= WHAT IS EXPECTED =
Say how many lines in the records include the string "students", adding no other words.

◇ ◇ ◇ ◇ ◇ ◇ ◇

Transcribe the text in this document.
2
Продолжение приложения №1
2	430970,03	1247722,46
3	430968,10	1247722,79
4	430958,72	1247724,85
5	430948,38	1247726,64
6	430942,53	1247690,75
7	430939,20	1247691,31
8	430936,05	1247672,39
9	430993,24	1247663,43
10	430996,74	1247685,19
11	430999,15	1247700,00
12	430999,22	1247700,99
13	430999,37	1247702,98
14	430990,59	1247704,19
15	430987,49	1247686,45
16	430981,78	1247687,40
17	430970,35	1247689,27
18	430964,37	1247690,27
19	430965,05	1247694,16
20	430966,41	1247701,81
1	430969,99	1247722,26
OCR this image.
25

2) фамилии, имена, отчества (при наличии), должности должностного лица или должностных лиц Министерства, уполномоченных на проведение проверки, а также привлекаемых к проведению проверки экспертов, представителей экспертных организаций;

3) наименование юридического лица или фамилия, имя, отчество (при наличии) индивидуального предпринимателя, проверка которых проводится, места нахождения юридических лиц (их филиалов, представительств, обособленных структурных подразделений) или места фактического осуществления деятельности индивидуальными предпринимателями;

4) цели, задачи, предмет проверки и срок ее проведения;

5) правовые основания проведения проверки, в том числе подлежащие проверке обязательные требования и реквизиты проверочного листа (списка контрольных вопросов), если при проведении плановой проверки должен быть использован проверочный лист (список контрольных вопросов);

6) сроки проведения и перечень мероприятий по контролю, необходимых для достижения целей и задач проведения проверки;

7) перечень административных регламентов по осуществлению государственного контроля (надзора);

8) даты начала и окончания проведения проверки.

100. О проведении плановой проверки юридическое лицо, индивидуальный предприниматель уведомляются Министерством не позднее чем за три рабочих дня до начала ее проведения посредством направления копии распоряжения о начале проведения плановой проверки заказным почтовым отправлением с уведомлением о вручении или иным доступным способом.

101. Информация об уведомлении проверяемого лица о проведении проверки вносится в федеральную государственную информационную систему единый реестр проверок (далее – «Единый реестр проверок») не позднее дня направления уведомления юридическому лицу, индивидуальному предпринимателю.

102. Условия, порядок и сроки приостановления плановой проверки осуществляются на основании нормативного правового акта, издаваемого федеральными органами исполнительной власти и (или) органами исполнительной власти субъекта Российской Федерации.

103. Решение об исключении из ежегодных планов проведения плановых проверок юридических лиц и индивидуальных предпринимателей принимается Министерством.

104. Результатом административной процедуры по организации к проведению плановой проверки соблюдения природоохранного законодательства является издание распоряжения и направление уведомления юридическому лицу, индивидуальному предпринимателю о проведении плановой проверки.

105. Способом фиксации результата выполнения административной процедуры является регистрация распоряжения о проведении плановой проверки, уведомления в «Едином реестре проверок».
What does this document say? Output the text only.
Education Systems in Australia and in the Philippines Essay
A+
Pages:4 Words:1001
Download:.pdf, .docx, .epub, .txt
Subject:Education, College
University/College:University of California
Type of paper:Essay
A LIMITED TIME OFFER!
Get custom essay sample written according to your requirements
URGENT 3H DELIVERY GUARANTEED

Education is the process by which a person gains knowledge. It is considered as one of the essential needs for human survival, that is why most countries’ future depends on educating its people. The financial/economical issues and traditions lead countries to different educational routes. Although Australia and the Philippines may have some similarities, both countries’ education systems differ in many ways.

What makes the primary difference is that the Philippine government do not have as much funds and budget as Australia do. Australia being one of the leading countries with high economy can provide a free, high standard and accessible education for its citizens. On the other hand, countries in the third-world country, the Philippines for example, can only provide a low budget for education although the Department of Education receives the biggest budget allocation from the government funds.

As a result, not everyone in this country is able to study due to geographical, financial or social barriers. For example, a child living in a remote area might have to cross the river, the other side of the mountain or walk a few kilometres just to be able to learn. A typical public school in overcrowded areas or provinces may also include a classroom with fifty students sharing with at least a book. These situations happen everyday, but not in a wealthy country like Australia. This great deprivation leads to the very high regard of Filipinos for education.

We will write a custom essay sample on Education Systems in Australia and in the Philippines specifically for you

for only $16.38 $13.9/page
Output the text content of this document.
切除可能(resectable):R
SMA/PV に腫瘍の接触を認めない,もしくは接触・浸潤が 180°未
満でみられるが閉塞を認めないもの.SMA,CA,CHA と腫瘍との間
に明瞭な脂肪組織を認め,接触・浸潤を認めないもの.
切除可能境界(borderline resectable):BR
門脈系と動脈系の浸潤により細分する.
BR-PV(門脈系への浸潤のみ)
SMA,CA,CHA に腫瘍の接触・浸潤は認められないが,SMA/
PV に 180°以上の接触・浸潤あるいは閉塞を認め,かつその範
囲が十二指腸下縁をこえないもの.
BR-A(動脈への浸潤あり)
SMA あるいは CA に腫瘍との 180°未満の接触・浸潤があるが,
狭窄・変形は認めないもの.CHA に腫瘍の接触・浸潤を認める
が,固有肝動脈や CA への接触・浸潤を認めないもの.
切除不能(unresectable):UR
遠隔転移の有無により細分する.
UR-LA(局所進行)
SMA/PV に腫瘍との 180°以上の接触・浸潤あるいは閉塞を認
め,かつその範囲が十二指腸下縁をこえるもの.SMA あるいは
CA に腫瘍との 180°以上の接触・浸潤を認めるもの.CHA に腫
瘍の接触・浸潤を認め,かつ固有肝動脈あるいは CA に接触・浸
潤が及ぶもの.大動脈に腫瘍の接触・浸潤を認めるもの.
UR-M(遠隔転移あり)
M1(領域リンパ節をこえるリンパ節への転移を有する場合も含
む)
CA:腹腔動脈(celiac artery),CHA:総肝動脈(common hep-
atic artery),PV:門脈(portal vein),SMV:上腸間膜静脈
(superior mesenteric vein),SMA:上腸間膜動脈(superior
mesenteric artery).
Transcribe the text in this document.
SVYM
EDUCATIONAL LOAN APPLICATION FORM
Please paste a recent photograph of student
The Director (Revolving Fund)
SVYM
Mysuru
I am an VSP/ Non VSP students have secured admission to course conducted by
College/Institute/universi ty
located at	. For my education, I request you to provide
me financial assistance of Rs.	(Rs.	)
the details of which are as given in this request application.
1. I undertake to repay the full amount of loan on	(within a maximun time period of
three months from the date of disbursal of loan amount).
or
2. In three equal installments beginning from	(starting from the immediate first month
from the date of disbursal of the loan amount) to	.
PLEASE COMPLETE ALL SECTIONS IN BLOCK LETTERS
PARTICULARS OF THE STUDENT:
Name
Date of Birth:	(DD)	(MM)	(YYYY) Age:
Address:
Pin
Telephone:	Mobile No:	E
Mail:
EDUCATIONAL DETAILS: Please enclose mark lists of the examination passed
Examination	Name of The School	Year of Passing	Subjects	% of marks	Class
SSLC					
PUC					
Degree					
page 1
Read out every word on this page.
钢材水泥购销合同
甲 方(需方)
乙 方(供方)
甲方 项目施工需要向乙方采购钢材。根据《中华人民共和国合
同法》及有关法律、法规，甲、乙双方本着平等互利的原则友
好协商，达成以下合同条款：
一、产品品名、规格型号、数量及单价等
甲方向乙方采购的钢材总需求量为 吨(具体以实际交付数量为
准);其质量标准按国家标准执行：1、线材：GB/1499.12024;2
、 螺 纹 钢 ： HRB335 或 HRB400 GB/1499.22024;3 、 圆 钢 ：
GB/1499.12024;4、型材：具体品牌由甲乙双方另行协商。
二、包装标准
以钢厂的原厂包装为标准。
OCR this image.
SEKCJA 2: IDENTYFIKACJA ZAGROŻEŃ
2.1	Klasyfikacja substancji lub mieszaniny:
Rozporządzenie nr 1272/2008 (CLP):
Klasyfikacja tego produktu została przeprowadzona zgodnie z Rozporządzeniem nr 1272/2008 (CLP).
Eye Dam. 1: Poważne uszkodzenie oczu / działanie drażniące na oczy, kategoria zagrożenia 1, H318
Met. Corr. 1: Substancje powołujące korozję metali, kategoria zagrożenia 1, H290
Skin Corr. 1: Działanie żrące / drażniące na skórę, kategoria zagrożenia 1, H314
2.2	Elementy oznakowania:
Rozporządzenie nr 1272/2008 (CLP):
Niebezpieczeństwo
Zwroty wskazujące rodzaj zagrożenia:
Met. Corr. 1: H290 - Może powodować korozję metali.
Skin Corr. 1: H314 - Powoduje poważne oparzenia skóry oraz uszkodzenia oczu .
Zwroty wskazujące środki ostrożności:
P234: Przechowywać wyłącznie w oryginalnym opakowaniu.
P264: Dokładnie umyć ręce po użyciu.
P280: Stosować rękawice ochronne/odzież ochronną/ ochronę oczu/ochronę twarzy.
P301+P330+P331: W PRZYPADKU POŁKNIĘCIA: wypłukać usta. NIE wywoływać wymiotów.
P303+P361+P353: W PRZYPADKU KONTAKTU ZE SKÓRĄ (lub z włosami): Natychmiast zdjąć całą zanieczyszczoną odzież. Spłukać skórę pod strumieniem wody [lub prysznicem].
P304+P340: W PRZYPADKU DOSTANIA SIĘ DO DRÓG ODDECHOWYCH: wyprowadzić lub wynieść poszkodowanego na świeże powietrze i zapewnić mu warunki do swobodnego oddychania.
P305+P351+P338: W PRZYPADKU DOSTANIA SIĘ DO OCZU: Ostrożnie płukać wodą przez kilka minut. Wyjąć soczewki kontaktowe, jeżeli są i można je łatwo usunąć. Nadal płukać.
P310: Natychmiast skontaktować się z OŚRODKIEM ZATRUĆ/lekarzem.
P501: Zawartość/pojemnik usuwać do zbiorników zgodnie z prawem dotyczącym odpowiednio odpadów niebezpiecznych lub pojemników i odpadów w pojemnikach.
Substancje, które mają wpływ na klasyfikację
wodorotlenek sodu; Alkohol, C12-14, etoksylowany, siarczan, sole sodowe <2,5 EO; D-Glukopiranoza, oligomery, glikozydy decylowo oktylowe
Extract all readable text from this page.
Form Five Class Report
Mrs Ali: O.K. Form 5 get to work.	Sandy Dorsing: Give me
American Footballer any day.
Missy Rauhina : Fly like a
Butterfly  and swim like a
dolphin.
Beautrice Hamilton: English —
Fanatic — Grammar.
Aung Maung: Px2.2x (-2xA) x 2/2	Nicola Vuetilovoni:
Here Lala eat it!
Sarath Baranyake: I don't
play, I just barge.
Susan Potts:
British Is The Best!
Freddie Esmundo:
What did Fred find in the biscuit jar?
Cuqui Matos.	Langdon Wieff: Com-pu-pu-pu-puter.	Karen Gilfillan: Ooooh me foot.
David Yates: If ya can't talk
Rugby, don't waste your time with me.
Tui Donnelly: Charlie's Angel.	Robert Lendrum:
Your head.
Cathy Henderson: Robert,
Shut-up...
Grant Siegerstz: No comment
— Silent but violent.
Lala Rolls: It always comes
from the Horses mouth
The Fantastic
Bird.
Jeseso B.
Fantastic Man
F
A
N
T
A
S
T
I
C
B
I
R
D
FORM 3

◇ ◇ ◇ ◇ ◇ ◇ ◇

= EXPECTED ANSWER =
2